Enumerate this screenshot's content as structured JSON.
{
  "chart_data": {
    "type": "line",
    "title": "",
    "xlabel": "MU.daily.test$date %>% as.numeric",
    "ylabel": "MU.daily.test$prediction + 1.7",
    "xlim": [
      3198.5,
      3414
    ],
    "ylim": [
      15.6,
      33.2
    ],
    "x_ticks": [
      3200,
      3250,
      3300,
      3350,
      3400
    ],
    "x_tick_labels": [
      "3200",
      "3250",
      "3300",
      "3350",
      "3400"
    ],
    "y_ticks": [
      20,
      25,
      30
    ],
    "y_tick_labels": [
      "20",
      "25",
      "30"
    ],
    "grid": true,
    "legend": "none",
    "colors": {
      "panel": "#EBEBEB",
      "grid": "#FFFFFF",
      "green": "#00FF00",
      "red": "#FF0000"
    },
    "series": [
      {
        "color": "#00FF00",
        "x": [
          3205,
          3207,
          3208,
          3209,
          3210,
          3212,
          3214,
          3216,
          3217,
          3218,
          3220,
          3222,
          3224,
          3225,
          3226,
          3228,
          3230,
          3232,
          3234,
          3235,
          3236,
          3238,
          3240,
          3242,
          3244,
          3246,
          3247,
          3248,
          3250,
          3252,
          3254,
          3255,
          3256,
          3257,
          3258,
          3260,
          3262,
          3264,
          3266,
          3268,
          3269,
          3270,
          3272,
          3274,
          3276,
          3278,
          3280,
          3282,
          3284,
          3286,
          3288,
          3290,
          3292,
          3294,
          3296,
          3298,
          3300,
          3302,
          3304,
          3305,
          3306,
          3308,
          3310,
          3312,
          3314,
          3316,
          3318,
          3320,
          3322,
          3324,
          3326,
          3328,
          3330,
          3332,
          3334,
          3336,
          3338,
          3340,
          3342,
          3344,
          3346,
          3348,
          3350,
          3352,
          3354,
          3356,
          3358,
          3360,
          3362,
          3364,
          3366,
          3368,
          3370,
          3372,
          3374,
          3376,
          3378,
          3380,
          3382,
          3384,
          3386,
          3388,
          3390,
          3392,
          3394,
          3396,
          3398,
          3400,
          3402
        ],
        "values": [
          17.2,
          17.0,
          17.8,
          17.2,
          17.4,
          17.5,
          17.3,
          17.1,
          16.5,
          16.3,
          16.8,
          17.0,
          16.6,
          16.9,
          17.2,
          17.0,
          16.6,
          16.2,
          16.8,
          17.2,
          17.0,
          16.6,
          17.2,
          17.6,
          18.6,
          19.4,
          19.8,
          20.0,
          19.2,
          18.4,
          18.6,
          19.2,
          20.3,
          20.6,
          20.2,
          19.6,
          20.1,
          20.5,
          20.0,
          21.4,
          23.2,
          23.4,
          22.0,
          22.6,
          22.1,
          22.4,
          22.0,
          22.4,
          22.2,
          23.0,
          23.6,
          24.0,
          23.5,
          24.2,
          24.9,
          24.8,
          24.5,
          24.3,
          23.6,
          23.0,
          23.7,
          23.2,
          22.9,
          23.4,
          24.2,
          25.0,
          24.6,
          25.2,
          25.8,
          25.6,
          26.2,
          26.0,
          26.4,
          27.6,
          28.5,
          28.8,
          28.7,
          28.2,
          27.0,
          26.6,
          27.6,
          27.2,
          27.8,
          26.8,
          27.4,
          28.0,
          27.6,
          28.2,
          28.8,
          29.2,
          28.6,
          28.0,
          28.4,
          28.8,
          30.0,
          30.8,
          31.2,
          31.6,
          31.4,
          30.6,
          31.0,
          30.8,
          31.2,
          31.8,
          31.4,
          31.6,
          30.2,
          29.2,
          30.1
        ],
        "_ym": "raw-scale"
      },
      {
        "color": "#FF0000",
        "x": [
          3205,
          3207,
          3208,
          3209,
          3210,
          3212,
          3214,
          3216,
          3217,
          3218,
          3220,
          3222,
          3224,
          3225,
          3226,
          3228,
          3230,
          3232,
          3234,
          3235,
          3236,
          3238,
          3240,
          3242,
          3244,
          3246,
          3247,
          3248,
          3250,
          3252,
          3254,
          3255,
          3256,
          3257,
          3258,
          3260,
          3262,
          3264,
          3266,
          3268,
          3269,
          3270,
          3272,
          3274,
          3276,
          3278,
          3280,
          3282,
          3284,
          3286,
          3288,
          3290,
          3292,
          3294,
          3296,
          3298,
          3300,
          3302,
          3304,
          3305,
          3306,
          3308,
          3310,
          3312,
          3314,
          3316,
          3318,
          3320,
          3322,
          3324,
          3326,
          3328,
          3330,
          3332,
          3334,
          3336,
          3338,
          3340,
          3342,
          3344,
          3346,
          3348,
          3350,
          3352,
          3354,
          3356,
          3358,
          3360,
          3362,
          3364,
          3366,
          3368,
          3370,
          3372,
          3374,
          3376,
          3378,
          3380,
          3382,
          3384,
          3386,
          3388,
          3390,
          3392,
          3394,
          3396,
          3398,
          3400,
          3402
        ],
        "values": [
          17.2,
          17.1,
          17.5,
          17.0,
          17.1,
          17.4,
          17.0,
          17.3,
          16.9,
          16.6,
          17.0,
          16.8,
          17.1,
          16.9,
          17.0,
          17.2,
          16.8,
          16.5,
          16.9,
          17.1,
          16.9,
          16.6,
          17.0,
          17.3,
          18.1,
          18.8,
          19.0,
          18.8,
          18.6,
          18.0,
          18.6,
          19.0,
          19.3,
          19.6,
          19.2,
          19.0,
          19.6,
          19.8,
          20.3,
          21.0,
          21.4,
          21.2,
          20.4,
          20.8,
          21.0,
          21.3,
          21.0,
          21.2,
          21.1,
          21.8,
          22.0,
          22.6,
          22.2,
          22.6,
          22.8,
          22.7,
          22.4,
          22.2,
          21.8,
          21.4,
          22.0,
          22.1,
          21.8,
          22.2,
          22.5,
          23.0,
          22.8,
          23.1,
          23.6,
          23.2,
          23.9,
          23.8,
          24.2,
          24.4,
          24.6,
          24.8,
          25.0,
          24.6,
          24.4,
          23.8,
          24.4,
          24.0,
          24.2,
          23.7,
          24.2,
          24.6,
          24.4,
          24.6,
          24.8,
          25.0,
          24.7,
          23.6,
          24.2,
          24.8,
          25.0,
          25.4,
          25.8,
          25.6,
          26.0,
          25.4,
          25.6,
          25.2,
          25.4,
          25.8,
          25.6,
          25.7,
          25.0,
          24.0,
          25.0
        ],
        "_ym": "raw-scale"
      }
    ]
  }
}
•••••
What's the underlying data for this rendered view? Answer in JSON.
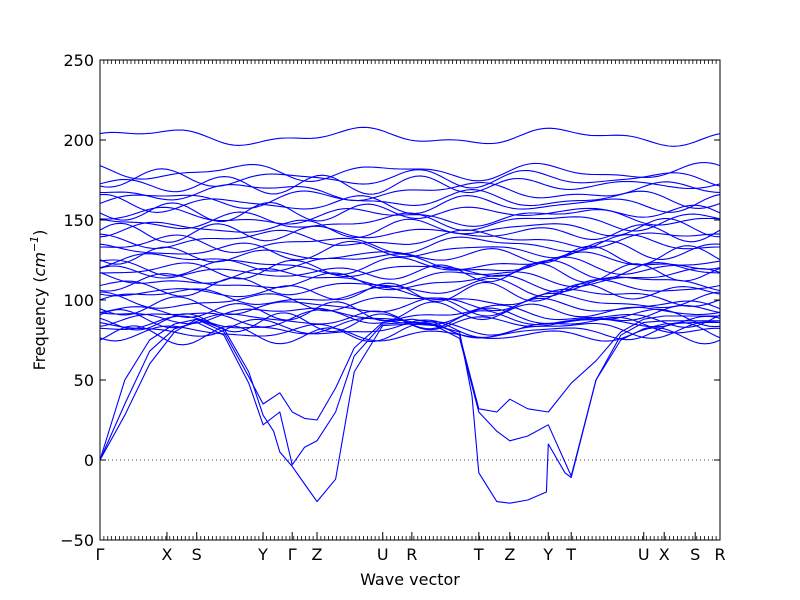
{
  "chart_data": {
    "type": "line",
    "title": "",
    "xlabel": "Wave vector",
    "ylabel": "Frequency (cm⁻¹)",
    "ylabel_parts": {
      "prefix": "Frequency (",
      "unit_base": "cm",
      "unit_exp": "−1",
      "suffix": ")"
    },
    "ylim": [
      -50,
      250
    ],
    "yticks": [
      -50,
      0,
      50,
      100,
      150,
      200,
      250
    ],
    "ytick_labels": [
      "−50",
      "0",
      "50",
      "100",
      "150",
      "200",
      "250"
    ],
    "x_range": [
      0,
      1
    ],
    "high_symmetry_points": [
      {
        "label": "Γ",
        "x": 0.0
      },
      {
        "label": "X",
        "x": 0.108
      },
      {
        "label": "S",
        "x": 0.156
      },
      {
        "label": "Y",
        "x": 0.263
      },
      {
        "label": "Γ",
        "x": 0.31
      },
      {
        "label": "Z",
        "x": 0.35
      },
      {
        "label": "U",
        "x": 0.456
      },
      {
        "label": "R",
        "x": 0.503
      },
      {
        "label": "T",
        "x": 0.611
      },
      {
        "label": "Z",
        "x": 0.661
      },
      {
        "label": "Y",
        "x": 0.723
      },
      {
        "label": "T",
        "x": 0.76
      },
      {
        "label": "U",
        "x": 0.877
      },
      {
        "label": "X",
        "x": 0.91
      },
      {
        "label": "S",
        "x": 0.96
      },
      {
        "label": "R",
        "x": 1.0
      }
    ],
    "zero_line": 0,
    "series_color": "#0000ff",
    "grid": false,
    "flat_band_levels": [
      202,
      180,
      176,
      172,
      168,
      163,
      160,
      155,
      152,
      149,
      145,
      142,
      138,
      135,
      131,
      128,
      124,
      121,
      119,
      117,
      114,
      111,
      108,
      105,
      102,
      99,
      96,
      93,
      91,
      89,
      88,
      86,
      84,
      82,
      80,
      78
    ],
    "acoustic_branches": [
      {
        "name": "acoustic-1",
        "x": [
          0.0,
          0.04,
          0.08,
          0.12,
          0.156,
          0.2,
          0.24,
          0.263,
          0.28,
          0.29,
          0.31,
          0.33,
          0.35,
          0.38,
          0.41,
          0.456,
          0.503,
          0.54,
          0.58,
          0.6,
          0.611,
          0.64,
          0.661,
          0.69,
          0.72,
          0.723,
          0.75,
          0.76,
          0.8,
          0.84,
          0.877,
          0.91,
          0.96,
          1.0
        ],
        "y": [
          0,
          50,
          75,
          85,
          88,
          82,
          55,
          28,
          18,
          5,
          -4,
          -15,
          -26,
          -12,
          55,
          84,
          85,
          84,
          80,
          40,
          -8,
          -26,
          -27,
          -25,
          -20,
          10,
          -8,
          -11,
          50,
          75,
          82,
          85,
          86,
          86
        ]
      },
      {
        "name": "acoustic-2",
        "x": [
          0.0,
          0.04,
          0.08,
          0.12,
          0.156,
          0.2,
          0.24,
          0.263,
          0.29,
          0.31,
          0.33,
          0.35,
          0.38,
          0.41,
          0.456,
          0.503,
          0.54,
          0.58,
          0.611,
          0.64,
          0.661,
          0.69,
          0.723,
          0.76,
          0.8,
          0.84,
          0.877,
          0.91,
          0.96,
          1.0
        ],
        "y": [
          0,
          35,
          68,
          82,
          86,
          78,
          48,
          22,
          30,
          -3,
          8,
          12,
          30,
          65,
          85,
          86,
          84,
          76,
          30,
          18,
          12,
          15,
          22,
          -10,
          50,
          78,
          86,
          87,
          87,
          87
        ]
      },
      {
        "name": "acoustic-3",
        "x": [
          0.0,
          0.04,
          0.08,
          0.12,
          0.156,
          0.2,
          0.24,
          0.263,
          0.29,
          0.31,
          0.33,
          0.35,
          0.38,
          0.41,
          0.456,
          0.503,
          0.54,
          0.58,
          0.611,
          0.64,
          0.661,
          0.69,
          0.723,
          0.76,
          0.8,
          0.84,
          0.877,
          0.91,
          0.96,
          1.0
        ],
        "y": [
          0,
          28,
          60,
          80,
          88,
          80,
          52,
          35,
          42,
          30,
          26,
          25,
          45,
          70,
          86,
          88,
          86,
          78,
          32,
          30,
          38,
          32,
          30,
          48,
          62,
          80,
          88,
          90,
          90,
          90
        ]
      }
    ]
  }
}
•••••
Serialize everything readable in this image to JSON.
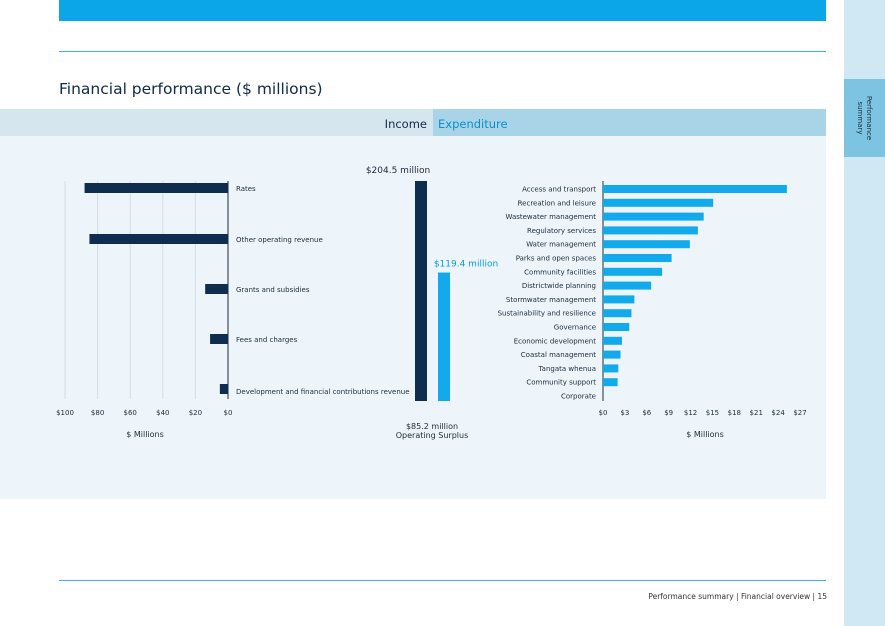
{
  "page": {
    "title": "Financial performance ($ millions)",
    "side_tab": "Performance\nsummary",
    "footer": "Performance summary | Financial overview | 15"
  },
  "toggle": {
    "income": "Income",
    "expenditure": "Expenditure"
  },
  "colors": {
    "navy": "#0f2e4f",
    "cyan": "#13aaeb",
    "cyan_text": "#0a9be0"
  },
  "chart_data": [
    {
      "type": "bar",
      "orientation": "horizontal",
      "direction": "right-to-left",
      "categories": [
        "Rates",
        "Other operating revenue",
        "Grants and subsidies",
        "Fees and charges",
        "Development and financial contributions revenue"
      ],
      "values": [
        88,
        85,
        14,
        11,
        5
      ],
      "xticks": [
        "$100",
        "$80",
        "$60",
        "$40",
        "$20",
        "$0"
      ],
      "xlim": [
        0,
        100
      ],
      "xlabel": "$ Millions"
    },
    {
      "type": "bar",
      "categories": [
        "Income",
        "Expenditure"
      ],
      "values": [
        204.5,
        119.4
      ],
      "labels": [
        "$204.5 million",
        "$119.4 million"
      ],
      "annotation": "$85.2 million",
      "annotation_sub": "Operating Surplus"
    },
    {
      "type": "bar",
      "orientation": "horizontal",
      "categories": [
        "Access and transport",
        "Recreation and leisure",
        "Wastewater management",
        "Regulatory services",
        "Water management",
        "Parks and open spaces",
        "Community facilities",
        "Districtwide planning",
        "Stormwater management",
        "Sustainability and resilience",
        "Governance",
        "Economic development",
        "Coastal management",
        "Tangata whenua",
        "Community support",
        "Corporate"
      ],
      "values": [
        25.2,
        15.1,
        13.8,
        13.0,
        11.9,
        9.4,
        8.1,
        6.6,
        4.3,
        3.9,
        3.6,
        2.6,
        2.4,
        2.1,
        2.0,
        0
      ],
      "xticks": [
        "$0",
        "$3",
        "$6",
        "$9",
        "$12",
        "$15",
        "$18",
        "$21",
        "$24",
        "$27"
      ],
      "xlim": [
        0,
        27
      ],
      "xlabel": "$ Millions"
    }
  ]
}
•••••
▸ WHAT YOU NEED TO DO
Search the entries for the word "name", then gather every line that has it.

▸ OUTPUT FOR THIS TASK
        "name": "acoustic-1",
        "name": "acoustic-2",
        "name": "acoustic-3",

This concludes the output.